_Supplied data_
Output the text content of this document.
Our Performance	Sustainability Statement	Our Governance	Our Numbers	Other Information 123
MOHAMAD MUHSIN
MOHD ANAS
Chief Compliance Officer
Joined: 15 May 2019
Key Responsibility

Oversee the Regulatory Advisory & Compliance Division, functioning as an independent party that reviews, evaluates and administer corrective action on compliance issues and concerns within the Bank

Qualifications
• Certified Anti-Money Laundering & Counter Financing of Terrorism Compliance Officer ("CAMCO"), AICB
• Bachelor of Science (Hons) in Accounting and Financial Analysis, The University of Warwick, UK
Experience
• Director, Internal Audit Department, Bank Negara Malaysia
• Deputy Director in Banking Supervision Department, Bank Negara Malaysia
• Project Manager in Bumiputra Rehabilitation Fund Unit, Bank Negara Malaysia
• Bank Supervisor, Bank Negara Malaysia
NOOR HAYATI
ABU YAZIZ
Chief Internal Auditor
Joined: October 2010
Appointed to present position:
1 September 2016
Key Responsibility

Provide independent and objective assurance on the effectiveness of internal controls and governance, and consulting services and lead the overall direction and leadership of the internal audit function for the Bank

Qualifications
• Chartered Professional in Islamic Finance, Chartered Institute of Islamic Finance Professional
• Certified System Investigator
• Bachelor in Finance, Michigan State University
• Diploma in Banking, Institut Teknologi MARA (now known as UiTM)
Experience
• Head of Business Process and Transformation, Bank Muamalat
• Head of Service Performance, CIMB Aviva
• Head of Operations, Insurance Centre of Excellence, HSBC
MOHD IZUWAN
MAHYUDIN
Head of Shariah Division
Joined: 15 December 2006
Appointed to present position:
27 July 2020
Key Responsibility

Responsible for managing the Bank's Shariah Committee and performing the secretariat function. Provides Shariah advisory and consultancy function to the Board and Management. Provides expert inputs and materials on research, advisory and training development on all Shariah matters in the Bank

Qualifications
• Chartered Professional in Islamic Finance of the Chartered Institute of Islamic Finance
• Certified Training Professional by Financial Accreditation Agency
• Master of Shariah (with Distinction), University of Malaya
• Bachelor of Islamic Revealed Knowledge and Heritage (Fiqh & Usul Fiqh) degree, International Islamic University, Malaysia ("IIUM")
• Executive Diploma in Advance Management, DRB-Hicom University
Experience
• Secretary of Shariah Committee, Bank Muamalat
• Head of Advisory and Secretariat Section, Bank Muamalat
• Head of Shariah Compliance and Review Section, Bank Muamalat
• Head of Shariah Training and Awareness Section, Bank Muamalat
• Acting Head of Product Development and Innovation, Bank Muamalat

_Request_
Only a number is wanted: how many lines of the material above hold "Committee"?

_Written reply_
2